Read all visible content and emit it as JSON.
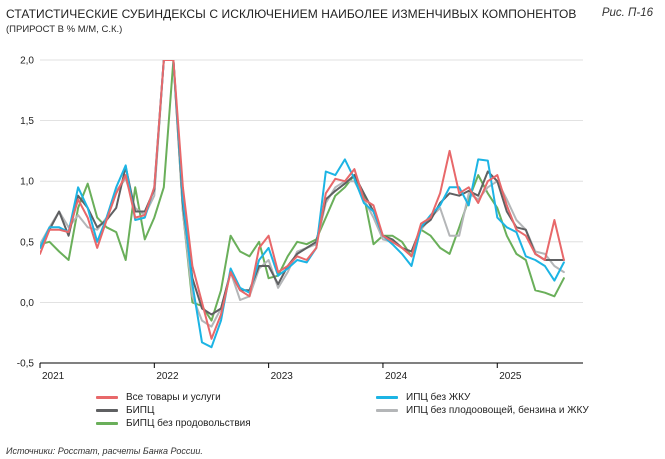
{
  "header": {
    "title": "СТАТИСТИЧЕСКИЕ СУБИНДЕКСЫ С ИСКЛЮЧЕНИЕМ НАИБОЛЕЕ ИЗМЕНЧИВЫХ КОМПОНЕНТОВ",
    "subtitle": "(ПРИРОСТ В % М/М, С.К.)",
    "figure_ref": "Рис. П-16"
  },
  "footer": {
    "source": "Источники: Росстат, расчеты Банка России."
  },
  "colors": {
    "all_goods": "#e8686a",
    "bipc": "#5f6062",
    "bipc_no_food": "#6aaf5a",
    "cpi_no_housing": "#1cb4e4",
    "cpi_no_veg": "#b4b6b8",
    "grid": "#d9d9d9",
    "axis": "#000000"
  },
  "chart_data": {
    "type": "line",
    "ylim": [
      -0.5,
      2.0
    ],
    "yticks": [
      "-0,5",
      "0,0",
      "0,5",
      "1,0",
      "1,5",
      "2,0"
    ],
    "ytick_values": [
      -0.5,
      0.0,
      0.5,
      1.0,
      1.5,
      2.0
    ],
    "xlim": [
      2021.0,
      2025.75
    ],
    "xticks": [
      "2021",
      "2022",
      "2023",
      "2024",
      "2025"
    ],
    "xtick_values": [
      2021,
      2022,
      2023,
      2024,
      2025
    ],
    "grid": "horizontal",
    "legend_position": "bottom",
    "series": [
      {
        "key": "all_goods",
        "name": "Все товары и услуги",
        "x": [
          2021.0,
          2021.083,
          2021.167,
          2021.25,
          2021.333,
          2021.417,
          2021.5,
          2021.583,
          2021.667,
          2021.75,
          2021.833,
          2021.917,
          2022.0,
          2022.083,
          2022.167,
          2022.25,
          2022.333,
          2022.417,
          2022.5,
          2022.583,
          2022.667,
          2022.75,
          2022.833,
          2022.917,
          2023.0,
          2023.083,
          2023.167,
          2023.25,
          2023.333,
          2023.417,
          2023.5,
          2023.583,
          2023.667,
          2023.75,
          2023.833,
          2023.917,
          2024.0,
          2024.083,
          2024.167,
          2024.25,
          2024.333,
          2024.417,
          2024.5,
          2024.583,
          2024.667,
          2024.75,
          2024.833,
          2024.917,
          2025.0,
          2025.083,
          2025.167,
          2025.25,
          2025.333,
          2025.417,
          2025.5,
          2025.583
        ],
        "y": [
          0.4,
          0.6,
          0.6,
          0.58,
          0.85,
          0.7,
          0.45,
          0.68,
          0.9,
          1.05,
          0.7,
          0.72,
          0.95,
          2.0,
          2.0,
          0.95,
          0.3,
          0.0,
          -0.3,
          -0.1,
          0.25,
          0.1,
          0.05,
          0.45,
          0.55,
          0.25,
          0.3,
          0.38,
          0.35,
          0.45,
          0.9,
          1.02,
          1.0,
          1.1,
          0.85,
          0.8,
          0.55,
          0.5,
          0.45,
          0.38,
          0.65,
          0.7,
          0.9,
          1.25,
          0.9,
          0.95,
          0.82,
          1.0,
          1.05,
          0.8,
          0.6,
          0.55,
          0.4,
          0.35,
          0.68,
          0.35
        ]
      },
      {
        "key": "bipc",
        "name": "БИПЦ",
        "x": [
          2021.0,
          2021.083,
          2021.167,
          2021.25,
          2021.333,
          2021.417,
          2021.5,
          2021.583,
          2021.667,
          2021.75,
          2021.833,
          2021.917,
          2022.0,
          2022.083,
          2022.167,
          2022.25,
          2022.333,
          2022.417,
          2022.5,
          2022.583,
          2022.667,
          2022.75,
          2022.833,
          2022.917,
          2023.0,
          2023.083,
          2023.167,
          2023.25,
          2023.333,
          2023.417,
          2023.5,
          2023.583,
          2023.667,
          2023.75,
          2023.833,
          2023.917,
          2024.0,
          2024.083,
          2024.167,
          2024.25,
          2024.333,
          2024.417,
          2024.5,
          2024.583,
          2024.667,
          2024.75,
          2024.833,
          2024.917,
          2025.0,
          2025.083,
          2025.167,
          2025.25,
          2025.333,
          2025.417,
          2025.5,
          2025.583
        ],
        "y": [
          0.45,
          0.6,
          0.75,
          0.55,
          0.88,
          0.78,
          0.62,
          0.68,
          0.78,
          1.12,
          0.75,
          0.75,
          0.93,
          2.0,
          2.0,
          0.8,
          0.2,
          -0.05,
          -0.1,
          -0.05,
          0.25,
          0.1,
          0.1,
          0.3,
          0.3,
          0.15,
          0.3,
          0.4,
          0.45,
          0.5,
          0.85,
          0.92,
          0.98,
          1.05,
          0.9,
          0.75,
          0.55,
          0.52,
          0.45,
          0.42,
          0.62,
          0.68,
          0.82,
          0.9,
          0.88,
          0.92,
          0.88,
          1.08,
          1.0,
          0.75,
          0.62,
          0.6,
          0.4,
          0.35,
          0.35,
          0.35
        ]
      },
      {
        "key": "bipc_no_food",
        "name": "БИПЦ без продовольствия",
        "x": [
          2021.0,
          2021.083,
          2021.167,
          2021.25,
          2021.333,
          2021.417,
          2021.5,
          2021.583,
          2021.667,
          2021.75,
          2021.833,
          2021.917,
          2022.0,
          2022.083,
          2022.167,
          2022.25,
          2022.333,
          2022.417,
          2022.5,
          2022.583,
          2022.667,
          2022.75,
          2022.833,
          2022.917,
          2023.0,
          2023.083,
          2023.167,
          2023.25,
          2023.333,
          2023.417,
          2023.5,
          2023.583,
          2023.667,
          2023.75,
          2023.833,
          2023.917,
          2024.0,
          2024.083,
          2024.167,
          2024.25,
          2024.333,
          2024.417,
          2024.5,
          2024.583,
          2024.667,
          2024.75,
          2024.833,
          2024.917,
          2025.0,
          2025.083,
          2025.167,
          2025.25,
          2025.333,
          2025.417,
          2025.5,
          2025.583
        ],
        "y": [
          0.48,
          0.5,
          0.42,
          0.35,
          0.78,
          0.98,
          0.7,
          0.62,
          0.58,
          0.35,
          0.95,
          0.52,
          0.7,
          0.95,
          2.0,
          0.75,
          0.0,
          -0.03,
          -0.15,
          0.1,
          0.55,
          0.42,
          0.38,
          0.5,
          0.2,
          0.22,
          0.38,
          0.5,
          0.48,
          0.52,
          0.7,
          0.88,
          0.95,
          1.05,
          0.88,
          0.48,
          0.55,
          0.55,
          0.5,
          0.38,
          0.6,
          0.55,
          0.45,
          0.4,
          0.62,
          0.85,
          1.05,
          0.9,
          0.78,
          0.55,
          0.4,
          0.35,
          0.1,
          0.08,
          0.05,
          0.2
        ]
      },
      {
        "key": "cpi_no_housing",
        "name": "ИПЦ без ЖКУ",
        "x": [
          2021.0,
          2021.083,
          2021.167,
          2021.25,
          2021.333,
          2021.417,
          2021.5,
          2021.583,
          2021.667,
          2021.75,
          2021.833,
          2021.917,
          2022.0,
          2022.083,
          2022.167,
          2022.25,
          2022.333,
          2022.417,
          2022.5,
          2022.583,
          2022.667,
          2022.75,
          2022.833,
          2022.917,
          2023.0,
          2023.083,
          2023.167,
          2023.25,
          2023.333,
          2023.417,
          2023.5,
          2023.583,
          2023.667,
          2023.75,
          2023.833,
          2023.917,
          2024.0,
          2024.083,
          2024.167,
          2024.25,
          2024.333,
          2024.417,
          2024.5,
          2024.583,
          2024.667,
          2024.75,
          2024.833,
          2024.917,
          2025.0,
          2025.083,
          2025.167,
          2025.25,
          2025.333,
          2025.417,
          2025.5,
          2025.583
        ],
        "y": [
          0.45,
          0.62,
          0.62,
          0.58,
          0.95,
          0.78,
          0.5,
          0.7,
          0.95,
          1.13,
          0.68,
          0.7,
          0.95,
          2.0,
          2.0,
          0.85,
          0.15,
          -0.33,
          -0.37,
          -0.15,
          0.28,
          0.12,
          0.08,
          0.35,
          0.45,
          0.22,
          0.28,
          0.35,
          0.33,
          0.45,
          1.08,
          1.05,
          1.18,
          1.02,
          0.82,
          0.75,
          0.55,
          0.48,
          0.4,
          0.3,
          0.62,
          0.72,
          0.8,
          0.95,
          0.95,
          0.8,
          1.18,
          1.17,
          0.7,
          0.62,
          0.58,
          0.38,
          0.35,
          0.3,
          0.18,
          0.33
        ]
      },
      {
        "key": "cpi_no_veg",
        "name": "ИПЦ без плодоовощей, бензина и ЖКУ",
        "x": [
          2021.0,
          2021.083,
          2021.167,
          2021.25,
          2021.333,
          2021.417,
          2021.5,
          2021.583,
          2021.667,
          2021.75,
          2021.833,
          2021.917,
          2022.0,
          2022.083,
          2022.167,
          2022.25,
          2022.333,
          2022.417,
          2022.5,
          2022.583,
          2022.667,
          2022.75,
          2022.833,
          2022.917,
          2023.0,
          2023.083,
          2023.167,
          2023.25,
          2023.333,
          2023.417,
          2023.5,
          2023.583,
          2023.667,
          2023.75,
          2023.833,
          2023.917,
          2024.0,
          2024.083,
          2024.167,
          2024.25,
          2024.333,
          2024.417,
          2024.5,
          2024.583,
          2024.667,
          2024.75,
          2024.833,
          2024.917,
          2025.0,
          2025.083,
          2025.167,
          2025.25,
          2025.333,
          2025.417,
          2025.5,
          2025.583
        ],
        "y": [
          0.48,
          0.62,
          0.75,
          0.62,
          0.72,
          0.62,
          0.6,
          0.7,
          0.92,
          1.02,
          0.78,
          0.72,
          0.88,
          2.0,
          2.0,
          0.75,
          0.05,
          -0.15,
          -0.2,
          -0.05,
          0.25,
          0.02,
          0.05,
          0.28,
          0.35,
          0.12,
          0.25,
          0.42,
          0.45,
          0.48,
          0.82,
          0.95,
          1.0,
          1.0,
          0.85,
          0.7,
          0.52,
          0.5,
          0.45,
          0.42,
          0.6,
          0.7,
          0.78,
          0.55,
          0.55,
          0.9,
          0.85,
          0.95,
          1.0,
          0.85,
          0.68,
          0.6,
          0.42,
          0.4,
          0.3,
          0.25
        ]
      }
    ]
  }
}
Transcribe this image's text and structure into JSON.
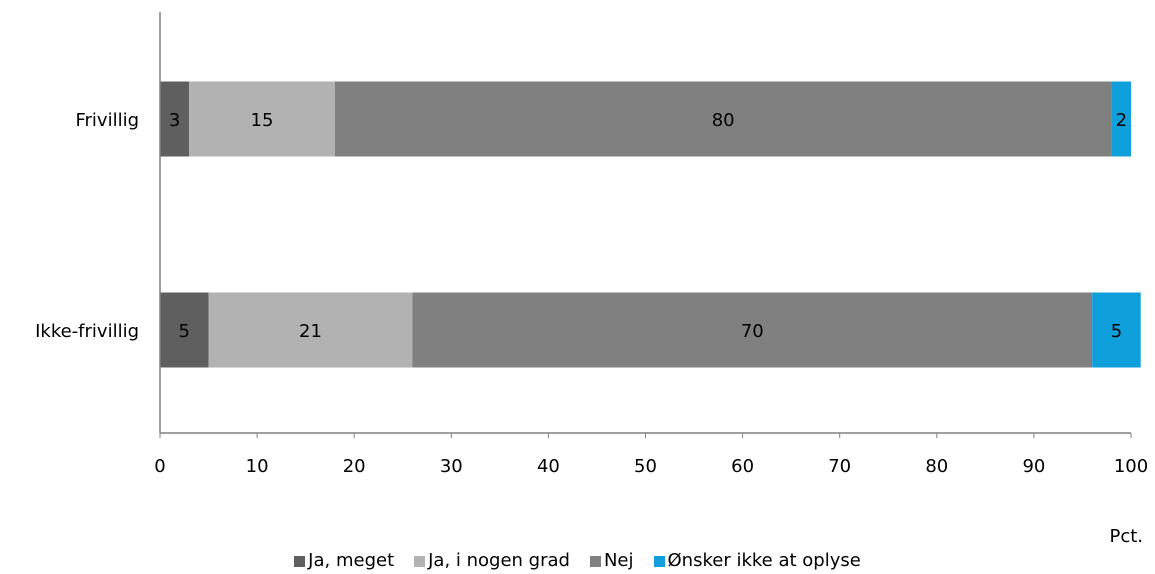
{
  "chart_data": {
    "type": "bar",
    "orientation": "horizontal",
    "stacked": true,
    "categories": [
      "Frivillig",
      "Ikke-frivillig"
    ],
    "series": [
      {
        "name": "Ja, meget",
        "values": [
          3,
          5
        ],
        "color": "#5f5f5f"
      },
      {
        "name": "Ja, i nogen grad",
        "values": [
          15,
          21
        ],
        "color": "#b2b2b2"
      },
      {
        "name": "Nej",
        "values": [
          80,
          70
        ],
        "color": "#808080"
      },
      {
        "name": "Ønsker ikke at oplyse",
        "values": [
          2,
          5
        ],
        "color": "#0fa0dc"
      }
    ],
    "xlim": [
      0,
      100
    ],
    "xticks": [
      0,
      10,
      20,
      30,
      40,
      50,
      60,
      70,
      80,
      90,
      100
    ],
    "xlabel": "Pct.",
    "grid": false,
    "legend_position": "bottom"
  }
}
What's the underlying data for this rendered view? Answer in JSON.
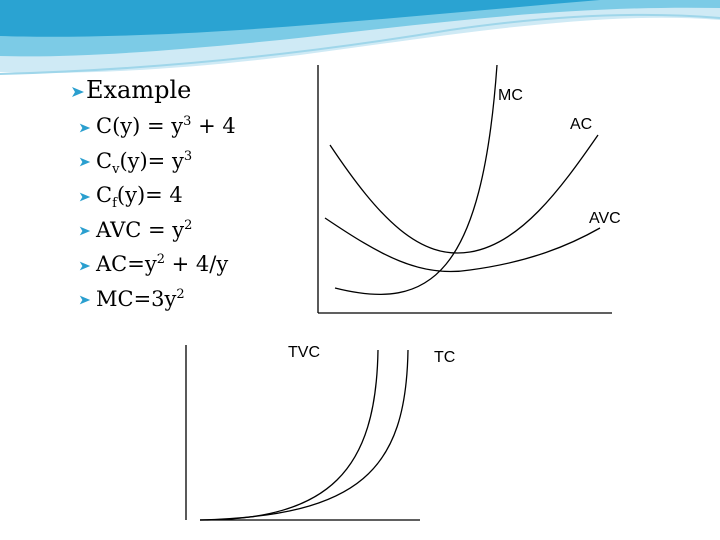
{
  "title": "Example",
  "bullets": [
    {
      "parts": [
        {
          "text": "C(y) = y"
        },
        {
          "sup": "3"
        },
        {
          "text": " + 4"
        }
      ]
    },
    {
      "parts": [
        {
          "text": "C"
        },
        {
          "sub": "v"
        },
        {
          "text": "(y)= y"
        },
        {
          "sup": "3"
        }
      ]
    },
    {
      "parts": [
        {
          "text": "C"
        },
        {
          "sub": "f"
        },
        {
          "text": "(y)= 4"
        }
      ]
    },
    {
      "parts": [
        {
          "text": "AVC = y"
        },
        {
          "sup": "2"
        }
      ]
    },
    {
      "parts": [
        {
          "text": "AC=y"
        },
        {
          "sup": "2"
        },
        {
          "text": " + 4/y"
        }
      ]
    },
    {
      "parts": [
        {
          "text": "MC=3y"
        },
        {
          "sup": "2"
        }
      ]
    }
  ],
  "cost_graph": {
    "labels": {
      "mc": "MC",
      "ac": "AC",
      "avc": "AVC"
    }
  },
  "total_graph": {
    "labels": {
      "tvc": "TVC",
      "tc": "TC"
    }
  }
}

▬▬▬▬▬▬

Task:
Identify each line containing the string "bottom" and copy it out.

Result of the exercise:
    "legend_position": "bottom",
    "legend_position": "bottom"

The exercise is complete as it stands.